[Written request]
Go over the entries below line by line, copying each one that contains the word "заболеваний".

[Data excerpts]
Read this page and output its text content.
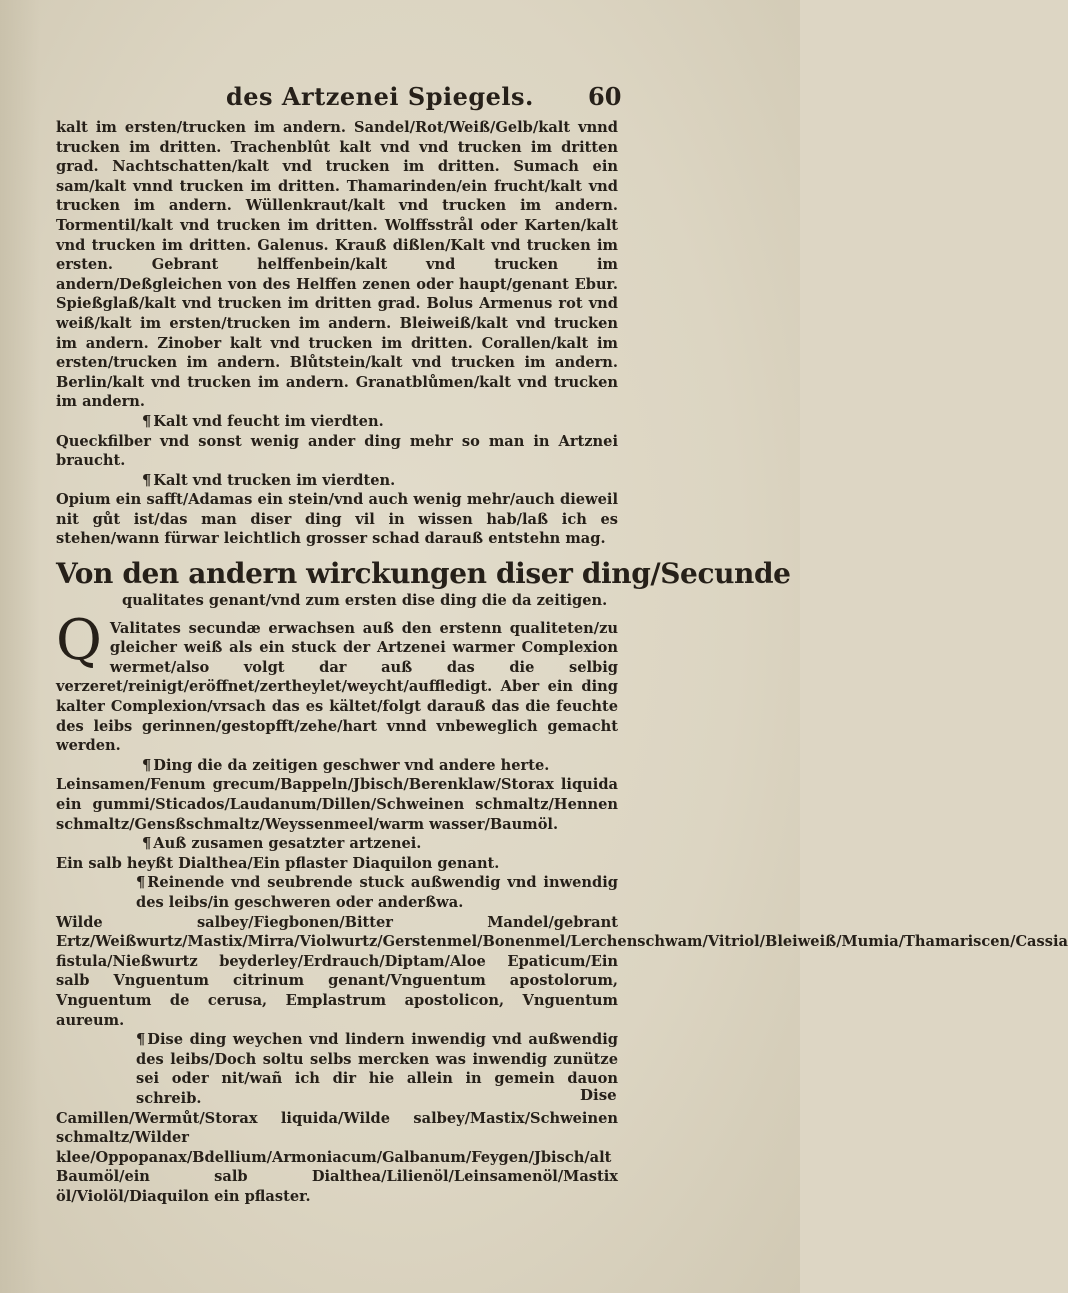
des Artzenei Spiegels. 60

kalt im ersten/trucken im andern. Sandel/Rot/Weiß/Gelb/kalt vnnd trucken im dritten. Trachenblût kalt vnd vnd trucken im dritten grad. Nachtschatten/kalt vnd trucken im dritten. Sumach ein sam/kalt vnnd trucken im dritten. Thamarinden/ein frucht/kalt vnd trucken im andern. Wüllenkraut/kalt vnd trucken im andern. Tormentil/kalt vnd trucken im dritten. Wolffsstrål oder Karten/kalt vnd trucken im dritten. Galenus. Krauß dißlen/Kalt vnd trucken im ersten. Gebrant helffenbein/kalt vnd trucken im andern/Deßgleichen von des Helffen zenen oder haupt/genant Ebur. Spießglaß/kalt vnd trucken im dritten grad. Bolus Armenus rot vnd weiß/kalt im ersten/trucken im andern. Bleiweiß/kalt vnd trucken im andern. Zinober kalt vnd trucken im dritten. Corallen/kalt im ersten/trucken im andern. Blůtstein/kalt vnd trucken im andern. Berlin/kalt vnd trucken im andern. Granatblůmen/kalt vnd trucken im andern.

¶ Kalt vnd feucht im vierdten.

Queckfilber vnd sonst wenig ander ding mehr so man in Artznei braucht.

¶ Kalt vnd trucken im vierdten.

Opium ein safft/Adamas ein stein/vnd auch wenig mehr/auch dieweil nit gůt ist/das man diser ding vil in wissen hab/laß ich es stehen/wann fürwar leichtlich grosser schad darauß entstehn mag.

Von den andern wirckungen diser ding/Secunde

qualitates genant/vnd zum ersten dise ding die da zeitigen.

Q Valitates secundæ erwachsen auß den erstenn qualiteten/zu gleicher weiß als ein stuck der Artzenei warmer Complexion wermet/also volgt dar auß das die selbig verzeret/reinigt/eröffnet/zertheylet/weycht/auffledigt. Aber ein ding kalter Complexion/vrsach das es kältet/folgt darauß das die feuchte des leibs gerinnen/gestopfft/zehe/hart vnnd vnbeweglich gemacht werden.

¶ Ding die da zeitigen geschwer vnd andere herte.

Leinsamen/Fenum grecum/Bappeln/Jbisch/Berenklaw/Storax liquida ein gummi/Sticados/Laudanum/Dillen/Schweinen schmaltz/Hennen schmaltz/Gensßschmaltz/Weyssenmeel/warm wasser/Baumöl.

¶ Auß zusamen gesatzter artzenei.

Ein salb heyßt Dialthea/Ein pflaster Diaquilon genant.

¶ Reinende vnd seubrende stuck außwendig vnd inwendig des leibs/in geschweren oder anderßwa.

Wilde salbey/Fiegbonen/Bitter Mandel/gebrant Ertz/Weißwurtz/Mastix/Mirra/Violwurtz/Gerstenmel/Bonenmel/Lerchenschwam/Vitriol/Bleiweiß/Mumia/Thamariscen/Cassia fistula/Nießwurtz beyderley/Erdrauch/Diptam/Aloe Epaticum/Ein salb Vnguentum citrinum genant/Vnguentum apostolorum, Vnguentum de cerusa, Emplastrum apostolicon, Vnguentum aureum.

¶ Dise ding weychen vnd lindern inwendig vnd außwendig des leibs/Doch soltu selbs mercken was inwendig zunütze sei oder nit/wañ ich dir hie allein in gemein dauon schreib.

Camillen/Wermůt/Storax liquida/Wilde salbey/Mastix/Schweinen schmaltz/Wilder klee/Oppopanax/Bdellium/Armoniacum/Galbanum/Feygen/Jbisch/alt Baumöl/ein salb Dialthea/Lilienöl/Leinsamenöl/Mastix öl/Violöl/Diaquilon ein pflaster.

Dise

--

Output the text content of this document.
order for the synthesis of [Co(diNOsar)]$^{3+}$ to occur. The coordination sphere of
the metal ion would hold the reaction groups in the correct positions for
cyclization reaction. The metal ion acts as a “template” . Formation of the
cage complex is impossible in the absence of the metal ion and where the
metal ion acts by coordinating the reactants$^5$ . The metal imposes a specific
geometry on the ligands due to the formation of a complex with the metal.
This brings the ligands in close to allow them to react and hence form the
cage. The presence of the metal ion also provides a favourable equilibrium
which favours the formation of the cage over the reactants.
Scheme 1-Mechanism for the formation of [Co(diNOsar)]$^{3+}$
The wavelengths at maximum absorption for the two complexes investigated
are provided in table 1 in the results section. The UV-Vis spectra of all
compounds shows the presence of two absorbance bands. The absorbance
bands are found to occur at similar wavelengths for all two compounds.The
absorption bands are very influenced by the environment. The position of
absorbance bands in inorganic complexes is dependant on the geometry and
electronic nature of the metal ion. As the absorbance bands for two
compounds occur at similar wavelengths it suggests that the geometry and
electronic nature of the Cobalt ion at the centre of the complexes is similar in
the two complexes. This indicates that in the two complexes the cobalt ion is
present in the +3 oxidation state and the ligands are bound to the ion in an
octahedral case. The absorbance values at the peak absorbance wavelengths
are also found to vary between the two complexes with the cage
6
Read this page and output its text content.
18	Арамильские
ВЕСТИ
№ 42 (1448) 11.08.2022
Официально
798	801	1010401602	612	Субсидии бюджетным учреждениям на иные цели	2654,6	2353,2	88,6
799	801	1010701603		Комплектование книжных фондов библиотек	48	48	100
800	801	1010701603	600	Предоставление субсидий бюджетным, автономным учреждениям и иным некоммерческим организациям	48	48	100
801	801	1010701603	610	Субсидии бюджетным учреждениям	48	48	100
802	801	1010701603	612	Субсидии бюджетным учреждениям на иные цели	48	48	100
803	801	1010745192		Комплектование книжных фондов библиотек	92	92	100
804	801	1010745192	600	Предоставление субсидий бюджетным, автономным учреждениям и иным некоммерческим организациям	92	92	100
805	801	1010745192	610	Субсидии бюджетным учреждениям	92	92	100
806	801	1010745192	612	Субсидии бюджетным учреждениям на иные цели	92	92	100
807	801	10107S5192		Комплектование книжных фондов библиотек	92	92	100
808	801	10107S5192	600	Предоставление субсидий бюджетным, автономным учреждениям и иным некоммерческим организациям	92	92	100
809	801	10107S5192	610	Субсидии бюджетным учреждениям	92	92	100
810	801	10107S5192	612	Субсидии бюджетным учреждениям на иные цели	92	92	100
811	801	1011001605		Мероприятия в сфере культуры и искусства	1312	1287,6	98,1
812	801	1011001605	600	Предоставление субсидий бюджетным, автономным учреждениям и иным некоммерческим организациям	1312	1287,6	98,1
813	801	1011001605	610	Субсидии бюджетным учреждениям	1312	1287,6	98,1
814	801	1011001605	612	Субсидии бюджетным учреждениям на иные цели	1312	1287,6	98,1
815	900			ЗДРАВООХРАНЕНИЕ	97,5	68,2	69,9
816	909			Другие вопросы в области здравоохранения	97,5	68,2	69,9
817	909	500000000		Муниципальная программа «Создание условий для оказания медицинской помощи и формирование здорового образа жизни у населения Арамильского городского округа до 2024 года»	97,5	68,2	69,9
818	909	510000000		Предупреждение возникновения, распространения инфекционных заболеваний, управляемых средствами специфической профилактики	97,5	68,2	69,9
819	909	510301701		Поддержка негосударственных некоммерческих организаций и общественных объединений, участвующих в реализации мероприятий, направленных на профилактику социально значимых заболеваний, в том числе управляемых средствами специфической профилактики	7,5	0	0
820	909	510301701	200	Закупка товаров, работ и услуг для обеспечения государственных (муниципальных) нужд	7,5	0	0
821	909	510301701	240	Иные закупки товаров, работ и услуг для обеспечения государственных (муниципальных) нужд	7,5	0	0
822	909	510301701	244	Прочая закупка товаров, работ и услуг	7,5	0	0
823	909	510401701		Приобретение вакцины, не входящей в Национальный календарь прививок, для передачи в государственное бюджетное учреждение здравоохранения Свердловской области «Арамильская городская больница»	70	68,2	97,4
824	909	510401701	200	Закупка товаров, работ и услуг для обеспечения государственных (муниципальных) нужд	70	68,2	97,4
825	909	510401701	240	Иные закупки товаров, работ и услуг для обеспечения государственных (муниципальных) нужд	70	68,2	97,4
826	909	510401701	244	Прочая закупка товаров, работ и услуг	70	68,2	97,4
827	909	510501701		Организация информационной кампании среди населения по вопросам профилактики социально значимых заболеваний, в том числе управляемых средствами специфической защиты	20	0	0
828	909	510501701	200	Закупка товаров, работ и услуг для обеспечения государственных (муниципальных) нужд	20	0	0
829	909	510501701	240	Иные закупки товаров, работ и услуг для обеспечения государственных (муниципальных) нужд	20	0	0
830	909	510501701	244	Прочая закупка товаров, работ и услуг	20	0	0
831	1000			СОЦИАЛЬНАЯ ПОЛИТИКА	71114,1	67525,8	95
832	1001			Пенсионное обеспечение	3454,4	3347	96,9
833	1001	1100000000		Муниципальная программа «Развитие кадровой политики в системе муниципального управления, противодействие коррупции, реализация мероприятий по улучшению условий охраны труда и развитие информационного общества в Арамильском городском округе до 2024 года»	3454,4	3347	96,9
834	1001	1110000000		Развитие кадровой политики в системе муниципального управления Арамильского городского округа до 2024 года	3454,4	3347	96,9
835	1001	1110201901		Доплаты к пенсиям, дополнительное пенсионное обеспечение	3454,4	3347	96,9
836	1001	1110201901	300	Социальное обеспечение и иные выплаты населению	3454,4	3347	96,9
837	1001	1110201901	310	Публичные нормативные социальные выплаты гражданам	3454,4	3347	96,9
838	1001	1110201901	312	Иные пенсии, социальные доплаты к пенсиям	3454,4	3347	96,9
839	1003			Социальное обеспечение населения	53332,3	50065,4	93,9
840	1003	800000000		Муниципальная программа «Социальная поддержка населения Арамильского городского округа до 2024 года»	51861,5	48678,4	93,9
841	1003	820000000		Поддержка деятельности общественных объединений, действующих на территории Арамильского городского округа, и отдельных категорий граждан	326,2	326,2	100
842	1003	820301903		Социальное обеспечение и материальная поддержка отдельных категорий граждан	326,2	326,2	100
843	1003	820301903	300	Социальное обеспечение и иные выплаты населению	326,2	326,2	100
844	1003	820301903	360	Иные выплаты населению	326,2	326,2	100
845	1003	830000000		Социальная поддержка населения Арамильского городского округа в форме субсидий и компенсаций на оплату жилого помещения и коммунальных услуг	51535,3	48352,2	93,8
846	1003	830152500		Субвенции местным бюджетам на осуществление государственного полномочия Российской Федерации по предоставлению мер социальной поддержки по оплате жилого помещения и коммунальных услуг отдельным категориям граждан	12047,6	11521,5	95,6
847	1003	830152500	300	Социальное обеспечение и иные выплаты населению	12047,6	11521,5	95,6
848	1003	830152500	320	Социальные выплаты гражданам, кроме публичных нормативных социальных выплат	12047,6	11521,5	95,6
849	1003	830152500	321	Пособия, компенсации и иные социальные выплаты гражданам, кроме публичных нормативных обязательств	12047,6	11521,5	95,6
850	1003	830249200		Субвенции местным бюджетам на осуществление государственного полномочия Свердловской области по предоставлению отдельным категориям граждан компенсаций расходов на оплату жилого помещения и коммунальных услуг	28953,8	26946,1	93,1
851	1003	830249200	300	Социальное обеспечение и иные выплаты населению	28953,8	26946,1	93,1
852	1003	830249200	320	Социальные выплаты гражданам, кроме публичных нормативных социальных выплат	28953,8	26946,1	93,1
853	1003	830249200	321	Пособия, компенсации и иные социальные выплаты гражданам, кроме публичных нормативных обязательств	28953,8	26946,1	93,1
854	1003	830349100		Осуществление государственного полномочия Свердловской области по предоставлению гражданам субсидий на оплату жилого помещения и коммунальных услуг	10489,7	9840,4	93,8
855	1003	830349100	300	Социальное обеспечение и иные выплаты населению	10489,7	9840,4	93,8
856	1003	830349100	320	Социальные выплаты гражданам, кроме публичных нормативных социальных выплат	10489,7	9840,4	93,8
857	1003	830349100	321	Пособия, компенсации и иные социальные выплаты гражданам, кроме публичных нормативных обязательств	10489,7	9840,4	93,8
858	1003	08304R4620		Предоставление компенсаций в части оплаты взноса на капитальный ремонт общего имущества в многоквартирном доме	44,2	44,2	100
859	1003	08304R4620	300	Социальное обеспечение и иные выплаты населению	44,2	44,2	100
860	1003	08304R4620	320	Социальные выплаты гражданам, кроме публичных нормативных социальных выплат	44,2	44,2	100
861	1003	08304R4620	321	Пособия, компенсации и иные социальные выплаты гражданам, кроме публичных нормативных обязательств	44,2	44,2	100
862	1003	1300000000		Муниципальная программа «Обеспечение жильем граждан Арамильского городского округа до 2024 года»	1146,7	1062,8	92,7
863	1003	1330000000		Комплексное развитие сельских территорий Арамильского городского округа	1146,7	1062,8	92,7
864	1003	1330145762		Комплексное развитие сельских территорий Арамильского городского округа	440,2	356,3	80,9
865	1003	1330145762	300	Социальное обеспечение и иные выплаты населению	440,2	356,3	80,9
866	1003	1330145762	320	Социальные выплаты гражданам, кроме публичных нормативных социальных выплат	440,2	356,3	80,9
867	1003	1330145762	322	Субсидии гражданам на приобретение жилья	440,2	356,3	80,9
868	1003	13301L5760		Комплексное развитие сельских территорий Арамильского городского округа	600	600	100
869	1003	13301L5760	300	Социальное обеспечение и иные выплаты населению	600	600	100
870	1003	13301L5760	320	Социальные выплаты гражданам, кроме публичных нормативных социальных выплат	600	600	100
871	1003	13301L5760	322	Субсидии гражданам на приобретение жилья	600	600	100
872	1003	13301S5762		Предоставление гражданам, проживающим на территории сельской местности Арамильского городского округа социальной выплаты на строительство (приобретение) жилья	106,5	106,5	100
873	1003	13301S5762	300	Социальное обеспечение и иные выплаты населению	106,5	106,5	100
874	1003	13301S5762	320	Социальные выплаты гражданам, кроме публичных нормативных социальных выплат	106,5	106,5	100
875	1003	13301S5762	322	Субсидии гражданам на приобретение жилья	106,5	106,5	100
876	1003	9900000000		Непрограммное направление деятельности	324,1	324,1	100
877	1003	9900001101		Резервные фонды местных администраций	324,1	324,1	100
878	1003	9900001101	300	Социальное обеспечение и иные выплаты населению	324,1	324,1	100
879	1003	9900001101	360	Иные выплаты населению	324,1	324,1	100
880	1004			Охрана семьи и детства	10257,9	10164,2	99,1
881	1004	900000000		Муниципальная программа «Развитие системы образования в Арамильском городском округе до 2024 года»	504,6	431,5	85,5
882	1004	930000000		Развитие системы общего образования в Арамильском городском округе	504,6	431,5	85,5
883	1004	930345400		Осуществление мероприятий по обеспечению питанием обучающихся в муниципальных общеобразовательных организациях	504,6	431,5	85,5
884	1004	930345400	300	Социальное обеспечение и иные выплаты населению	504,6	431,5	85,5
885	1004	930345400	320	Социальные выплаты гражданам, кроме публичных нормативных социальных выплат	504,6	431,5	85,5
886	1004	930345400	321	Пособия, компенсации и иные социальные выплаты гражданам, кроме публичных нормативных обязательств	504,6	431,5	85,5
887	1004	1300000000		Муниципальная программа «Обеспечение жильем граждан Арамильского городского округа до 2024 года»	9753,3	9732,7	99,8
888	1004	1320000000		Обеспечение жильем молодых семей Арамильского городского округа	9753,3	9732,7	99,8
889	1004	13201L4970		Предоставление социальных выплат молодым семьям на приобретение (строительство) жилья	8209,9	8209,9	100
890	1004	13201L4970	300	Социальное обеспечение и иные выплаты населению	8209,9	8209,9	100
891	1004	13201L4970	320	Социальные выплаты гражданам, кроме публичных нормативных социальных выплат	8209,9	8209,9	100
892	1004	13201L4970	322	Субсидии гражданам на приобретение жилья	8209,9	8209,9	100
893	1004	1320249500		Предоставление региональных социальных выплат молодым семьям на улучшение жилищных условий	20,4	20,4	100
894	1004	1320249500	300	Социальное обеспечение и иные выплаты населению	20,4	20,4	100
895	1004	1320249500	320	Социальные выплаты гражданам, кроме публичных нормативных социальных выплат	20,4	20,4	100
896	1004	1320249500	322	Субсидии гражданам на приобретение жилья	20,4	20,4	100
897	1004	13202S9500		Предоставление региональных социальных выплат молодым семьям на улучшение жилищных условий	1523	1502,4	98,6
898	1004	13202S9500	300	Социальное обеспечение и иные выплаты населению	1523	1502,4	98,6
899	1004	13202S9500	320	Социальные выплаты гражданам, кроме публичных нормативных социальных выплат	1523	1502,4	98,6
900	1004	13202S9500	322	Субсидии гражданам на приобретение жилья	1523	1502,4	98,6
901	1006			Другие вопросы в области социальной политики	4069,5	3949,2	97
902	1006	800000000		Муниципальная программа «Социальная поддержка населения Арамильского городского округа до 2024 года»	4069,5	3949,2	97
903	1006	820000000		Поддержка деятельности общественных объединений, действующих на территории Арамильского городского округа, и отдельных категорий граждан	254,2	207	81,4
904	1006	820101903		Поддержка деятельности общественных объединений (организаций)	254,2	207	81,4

[Result of the exercise]
818	909	510000000		Предупреждение возникновения, распространения инфекционных заболеваний, управляемых средствами специфической профилактики	97,5	68,2	69,9
819	909	510301701		Поддержка негосударственных некоммерческих организаций и общественных объединений, участвующих в реализации мероприятий, направленных на профилактику социально значимых заболеваний, в том числе управляемых средствами специфической профилактики	7,5	0	0
827	909	510501701		Организация информационной кампании среди населения по вопросам профилактики социально значимых заболеваний, в том числе управляемых средствами специфической защиты	20	0	0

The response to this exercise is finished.